Stated task: Review the lines that follow and copy each one that contains the word "Injury".

* start *

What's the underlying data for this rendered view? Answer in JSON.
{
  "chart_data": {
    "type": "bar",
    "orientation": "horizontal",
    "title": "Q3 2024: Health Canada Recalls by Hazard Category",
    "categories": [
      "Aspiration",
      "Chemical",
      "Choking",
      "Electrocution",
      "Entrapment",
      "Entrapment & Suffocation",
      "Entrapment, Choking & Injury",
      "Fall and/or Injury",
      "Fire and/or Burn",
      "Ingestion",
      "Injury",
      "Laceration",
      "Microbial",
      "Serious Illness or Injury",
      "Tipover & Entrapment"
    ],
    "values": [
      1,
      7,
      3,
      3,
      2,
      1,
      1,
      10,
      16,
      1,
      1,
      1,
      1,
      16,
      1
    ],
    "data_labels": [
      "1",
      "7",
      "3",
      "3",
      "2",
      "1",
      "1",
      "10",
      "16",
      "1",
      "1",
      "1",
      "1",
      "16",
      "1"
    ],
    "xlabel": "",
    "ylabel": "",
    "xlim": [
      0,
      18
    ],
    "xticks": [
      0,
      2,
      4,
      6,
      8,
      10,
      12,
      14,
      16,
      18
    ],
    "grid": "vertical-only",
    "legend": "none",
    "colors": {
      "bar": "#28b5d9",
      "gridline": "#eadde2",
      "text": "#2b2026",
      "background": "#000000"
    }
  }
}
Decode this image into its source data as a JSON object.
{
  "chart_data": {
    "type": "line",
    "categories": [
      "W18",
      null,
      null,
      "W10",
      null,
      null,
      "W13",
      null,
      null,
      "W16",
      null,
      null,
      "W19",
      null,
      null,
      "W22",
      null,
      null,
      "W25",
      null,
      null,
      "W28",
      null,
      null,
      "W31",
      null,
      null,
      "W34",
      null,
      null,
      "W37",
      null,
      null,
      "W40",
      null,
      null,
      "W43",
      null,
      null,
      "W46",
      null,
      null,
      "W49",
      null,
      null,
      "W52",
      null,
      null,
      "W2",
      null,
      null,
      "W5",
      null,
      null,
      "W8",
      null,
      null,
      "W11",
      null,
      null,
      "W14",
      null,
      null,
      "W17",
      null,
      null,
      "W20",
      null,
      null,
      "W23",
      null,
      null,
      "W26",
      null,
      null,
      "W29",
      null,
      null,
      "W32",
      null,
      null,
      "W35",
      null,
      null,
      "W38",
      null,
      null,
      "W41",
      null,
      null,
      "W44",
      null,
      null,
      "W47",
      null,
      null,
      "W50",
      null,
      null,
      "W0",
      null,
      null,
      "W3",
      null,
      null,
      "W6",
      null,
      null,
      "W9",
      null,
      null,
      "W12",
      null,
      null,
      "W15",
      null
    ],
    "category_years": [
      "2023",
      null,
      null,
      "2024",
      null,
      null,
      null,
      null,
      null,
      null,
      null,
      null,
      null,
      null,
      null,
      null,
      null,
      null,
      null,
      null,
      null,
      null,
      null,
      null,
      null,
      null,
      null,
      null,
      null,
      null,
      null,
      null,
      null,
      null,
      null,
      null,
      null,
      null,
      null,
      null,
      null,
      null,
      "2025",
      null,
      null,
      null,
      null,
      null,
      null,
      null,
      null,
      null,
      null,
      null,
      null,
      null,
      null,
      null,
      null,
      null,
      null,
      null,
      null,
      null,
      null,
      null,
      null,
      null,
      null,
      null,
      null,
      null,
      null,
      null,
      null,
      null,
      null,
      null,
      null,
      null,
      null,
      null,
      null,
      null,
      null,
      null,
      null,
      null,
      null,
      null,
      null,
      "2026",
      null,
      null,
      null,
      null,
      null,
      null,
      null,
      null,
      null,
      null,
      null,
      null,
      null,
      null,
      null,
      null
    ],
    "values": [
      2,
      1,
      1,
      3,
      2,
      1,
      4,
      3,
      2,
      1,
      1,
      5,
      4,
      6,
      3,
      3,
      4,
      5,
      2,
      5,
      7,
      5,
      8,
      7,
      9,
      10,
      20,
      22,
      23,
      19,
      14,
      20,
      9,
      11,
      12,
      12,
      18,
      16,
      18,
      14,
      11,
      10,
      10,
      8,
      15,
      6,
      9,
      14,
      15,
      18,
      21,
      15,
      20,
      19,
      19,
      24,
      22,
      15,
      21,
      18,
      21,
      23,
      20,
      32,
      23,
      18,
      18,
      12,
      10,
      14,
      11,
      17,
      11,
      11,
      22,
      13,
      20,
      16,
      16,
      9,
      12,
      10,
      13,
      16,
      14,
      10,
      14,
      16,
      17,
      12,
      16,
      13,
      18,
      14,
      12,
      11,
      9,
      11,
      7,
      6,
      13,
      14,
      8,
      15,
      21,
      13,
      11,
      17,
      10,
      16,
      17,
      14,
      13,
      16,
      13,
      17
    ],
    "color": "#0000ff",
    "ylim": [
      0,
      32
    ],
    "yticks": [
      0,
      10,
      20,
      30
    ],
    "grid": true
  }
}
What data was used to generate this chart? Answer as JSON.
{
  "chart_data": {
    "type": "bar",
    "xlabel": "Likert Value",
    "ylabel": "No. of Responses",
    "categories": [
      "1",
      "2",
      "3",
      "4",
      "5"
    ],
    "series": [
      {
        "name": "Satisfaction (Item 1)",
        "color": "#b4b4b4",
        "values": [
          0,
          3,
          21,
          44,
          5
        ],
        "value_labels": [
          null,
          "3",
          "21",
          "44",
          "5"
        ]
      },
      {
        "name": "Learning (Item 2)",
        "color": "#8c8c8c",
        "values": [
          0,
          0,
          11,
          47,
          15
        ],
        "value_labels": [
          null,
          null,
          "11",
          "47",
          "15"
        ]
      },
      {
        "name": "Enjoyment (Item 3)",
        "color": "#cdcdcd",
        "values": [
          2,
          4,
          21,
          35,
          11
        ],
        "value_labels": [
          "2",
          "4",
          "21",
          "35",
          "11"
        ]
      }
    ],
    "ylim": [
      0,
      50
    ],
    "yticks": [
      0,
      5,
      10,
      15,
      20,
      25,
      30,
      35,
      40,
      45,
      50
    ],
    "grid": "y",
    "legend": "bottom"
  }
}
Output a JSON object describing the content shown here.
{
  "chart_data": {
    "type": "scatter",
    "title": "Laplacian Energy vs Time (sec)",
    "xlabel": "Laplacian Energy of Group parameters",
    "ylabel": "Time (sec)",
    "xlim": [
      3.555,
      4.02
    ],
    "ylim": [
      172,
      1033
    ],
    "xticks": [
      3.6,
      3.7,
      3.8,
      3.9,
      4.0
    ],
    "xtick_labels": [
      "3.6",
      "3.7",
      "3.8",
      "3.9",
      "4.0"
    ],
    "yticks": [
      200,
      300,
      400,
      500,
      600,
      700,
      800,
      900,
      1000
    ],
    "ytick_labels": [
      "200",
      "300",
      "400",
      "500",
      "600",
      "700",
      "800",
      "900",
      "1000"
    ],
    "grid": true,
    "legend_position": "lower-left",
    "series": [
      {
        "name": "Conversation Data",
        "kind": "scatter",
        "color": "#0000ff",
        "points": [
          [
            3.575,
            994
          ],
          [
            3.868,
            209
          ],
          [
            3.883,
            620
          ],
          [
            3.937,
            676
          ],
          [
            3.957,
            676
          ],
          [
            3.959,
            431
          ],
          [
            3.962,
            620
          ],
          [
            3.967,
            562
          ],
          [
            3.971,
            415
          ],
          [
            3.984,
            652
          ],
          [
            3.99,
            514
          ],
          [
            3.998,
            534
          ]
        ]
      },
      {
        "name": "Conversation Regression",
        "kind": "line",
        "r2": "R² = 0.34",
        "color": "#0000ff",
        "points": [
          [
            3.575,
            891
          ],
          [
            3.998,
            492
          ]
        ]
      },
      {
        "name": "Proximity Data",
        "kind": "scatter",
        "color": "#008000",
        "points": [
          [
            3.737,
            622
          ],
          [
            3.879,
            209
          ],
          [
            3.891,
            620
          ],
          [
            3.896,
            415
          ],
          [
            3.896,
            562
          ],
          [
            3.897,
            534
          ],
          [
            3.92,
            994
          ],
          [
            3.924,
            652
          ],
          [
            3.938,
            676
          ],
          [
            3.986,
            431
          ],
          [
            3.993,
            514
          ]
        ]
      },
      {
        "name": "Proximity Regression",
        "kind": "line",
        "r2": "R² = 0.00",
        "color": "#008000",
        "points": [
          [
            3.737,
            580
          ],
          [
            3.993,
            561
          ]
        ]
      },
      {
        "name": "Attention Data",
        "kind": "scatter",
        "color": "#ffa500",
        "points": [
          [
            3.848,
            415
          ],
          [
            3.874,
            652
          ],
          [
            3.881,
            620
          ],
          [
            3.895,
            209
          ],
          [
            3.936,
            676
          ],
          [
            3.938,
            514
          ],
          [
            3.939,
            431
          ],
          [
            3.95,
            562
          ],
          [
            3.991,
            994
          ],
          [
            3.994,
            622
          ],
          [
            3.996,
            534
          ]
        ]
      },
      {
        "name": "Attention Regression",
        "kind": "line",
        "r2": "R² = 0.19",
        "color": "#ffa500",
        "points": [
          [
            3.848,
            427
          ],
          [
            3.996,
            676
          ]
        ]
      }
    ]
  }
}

* end *

Reply:
      "Entrapment, Choking & Injury",
      "Fall and/or Injury",
      "Injury",
      "Serious Illness or Injury",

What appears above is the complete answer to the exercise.